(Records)
•••••

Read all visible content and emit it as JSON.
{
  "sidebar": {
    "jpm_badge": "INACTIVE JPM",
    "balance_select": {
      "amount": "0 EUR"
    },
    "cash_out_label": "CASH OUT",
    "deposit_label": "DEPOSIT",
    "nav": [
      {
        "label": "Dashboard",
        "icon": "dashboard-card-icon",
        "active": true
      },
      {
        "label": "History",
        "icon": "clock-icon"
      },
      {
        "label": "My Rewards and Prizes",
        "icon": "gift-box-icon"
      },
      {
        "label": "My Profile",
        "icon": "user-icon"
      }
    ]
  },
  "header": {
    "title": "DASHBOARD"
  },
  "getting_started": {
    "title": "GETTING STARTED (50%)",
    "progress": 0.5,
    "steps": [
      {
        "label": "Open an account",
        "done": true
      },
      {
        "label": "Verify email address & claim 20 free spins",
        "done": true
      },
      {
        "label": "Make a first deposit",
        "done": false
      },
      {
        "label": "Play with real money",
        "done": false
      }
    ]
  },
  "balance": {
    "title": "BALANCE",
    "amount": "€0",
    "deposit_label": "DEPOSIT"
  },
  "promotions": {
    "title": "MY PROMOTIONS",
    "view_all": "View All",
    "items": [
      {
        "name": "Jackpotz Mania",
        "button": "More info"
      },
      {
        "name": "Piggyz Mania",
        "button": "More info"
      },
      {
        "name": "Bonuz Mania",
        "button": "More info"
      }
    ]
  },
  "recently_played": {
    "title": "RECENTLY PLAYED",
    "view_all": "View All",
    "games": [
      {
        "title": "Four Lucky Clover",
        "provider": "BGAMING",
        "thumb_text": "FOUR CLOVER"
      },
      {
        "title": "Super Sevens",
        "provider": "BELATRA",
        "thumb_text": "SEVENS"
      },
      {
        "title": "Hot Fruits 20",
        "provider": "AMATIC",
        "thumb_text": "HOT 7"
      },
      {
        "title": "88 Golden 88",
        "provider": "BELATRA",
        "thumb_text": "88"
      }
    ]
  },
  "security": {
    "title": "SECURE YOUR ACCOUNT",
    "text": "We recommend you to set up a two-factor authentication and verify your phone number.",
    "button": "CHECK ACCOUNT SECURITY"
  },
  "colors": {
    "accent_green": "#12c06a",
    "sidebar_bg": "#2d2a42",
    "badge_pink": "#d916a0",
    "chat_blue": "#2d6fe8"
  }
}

•••••

* EXERCISE
Set all of the entries down again, exactly as they were given.

* COMPLETED EXERCISE
Read all visible content and emit it as JSON.
{
  "sidebar": {
    "jpm_badge": "INACTIVE JPM",
    "balance_select": {
      "amount": "0 EUR"
    },
    "cash_out_label": "CASH OUT",
    "deposit_label": "DEPOSIT",
    "nav": [
      {
        "label": "Dashboard",
        "icon": "dashboard-card-icon",
        "active": true
      },
      {
        "label": "History",
        "icon": "clock-icon"
      },
      {
        "label": "My Rewards and Prizes",
        "icon": "gift-box-icon"
      },
      {
        "label": "My Profile",
        "icon": "user-icon"
      }
    ]
  },
  "header": {
    "title": "DASHBOARD"
  },
  "getting_started": {
    "title": "GETTING STARTED (50%)",
    "progress": 0.5,
    "steps": [
      {
        "label": "Open an account",
        "done": true
      },
      {
        "label": "Verify email address & claim 20 free spins",
        "done": true
      },
      {
        "label": "Make a first deposit",
        "done": false
      },
      {
        "label": "Play with real money",
        "done": false
      }
    ]
  },
  "balance": {
    "title": "BALANCE",
    "amount": "€0",
    "deposit_label": "DEPOSIT"
  },
  "promotions": {
    "title": "MY PROMOTIONS",
    "view_all": "View All",
    "items": [
      {
        "name": "Jackpotz Mania",
        "button": "More info"
      },
      {
        "name": "Piggyz Mania",
        "button": "More info"
      },
      {
        "name": "Bonuz Mania",
        "button": "More info"
      }
    ]
  },
  "recently_played": {
    "title": "RECENTLY PLAYED",
    "view_all": "View All",
    "games": [
      {
        "title": "Four Lucky Clover",
        "provider": "BGAMING",
        "thumb_text": "FOUR CLOVER"
      },
      {
        "title": "Super Sevens",
        "provider": "BELATRA",
        "thumb_text": "SEVENS"
      },
      {
        "title": "Hot Fruits 20",
        "provider": "AMATIC",
        "thumb_text": "HOT 7"
      },
      {
        "title": "88 Golden 88",
        "provider": "BELATRA",
        "thumb_text": "88"
      }
    ]
  },
  "security": {
    "title": "SECURE YOUR ACCOUNT",
    "text": "We recommend you to set up a two-factor authentication and verify your phone number.",
    "button": "CHECK ACCOUNT SECURITY"
  },
  "colors": {
    "accent_green": "#12c06a",
    "sidebar_bg": "#2d2a42",
    "badge_pink": "#d916a0",
    "chat_blue": "#2d6fe8"
  }
}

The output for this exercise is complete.